§ **DATASET ROWS**:

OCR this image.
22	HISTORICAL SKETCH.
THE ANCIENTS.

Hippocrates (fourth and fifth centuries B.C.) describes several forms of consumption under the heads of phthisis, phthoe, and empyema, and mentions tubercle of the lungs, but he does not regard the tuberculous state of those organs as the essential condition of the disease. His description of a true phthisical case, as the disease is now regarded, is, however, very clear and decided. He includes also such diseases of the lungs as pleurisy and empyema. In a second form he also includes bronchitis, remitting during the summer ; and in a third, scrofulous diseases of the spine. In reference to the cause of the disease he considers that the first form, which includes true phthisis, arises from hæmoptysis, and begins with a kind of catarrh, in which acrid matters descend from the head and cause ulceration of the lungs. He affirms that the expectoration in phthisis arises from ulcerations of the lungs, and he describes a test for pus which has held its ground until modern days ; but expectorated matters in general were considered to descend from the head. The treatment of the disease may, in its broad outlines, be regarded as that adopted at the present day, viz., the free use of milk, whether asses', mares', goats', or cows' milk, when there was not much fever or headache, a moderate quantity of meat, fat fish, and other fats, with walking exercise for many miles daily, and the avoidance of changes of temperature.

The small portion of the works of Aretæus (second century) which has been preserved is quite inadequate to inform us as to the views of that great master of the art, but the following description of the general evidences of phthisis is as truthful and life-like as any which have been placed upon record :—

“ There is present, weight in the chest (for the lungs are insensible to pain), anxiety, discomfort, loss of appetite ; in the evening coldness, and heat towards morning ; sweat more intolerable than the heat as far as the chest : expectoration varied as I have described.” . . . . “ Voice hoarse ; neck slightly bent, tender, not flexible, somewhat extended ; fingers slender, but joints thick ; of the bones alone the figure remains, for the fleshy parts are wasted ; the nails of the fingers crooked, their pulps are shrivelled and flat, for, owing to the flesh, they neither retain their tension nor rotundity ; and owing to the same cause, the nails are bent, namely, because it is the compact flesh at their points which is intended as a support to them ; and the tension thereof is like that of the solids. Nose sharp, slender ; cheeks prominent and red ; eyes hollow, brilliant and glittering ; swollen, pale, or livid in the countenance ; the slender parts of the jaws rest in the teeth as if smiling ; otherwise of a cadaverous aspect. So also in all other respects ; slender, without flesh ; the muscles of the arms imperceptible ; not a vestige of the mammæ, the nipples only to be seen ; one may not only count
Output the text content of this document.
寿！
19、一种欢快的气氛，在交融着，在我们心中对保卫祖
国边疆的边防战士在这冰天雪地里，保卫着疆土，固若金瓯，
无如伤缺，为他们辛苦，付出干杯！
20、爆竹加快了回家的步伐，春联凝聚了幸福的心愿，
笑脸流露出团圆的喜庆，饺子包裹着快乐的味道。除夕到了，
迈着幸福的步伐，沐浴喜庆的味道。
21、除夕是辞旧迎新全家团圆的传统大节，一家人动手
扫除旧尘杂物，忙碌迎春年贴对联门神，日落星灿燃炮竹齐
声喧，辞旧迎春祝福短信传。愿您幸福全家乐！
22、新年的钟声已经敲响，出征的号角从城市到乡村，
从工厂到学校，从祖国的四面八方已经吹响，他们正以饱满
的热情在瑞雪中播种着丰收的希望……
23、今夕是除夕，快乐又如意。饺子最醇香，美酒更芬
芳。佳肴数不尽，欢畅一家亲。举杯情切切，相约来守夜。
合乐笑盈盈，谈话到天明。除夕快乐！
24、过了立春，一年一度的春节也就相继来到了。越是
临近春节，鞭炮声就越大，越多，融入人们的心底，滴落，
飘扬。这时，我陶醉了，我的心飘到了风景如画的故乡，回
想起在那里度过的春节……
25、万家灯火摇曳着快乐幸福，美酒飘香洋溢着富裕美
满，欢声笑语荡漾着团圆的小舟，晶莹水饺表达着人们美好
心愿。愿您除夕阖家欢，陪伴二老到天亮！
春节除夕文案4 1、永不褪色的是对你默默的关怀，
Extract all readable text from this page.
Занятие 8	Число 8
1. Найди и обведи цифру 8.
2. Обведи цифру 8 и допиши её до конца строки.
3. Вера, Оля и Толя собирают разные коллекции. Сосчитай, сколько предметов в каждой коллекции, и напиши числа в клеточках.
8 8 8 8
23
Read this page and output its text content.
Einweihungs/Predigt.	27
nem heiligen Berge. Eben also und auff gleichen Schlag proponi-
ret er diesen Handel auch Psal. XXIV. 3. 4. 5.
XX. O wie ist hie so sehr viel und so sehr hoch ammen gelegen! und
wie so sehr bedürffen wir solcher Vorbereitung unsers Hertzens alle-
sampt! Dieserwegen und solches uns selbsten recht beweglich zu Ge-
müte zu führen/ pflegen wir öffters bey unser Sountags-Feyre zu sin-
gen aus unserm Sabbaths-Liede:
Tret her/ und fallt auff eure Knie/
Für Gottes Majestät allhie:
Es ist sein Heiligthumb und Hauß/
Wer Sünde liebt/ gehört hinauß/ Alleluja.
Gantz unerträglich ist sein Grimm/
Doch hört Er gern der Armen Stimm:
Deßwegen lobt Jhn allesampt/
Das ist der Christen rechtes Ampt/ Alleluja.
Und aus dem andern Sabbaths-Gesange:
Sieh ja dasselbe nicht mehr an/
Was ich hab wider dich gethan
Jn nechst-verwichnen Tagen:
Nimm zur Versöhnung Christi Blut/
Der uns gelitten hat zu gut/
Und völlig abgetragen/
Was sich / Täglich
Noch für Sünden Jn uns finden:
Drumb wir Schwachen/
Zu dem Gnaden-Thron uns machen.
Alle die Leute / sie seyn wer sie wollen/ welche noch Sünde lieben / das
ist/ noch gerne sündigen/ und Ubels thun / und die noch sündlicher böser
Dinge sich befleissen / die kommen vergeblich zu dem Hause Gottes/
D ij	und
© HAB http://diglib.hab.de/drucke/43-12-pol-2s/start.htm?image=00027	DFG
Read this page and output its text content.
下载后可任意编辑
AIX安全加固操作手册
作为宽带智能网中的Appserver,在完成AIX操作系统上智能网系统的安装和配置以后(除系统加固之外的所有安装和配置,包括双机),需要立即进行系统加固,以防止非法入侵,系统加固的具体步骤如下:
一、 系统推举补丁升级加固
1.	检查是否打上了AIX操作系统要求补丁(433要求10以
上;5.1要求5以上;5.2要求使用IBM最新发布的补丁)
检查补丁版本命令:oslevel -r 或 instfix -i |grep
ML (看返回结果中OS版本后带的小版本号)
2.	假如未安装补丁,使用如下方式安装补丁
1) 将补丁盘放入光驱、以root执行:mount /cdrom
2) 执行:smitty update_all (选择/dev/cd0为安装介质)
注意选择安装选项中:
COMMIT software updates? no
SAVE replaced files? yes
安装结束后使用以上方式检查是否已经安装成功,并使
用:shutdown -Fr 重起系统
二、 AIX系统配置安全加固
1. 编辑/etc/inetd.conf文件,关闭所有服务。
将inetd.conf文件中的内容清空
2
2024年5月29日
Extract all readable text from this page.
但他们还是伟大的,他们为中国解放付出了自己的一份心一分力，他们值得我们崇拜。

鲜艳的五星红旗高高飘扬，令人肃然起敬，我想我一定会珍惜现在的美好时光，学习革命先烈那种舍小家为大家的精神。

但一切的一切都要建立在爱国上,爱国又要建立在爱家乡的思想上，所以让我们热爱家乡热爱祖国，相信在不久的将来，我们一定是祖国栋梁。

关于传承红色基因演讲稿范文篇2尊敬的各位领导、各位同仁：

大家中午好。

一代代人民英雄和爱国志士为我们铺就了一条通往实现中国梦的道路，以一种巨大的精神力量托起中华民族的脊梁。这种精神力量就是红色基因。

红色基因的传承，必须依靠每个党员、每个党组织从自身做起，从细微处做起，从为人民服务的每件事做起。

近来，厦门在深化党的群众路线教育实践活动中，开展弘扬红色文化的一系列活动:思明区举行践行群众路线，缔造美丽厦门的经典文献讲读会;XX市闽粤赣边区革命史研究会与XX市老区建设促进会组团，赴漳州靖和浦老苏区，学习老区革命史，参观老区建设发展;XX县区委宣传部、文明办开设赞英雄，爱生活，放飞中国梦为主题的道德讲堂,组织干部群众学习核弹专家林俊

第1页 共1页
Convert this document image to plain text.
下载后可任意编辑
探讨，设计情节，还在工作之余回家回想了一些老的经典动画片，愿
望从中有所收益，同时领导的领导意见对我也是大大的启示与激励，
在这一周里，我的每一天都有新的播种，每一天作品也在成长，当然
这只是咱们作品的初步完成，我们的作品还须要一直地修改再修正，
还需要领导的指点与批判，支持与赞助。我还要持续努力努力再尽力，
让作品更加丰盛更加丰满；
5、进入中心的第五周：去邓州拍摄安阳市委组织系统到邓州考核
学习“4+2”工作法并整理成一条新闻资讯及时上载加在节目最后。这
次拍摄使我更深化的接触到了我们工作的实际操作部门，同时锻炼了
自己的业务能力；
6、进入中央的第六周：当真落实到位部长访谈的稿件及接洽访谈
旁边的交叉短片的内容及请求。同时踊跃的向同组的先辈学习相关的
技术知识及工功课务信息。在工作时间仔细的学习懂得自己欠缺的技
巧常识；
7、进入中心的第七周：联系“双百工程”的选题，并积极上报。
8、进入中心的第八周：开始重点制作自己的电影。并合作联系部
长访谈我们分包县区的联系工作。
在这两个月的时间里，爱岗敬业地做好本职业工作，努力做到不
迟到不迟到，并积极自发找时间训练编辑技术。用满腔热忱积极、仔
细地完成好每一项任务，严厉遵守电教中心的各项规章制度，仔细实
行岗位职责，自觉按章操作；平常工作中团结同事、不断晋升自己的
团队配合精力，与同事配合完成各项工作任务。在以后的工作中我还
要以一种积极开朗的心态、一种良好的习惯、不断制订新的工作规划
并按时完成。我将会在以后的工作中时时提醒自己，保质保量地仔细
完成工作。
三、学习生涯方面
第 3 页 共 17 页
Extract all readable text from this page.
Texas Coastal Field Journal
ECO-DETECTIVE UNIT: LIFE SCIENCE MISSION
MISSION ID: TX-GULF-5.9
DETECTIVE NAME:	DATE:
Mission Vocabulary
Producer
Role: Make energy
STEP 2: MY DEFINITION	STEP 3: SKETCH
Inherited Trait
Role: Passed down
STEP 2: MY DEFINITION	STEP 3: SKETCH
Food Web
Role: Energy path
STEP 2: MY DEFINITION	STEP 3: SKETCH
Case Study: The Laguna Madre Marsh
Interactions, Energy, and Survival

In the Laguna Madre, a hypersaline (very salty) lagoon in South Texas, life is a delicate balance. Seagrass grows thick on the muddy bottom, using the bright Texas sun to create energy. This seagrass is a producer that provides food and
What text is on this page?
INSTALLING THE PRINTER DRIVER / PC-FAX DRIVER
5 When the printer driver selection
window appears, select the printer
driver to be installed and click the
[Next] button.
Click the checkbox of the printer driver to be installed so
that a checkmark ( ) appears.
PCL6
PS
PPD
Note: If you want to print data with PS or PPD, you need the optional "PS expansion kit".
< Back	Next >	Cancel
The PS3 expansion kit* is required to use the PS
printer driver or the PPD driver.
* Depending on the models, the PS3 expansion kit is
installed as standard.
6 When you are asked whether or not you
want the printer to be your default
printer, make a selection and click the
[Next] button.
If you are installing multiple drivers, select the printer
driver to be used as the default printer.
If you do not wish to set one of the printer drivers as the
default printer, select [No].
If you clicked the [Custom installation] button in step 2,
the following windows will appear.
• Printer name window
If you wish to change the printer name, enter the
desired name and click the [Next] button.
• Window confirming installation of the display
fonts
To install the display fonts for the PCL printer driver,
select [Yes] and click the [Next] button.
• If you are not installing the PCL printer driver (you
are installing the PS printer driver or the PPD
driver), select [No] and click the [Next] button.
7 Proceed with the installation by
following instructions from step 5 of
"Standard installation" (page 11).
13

§ **SET TASK**:
From the material above, gather all lines that include the string "fonts" and copy them.

§ **ANSWER BELOW**:
fonts
To install the display fonts for the PCL printer driver,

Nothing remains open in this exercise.